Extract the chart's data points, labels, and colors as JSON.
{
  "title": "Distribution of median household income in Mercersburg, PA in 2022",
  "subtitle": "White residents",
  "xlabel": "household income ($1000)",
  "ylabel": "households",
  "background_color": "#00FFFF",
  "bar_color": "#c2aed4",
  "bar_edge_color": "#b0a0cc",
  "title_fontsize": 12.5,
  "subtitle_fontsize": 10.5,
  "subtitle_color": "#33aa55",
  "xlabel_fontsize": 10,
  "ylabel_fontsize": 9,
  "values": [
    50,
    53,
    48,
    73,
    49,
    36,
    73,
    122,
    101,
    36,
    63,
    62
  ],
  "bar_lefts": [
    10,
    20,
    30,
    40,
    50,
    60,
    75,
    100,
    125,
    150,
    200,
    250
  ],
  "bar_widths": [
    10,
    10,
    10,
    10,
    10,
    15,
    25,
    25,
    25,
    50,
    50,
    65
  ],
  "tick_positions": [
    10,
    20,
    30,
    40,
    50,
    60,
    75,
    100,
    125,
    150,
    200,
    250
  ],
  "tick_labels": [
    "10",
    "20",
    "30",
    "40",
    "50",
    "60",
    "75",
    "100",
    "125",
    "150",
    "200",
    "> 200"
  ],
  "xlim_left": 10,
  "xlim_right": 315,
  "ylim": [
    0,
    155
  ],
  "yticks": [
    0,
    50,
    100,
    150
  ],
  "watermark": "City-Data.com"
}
--*--
• **Problem to solve**: Set out the complete listing exactly as shown.

• **Task response**:
Extract the chart's data points, labels, and colors as JSON.
{
  "title": "Distribution of median household income in Mercersburg, PA in 2022",
  "subtitle": "White residents",
  "xlabel": "household income ($1000)",
  "ylabel": "households",
  "background_color": "#00FFFF",
  "bar_color": "#c2aed4",
  "bar_edge_color": "#b0a0cc",
  "title_fontsize": 12.5,
  "subtitle_fontsize": 10.5,
  "subtitle_color": "#33aa55",
  "xlabel_fontsize": 10,
  "ylabel_fontsize": 9,
  "values": [
    50,
    53,
    48,
    73,
    49,
    36,
    73,
    122,
    101,
    36,
    63,
    62
  ],
  "bar_lefts": [
    10,
    20,
    30,
    40,
    50,
    60,
    75,
    100,
    125,
    150,
    200,
    250
  ],
  "bar_widths": [
    10,
    10,
    10,
    10,
    10,
    15,
    25,
    25,
    25,
    50,
    50,
    65
  ],
  "tick_positions": [
    10,
    20,
    30,
    40,
    50,
    60,
    75,
    100,
    125,
    150,
    200,
    250
  ],
  "tick_labels": [
    "10",
    "20",
    "30",
    "40",
    "50",
    "60",
    "75",
    "100",
    "125",
    "150",
    "200",
    "> 200"
  ],
  "xlim_left": 10,
  "xlim_right": 315,
  "ylim": [
    0,
    155
  ],
  "yticks": [
    0,
    50,
    100,
    150
  ],
  "watermark": "City-Data.com"
}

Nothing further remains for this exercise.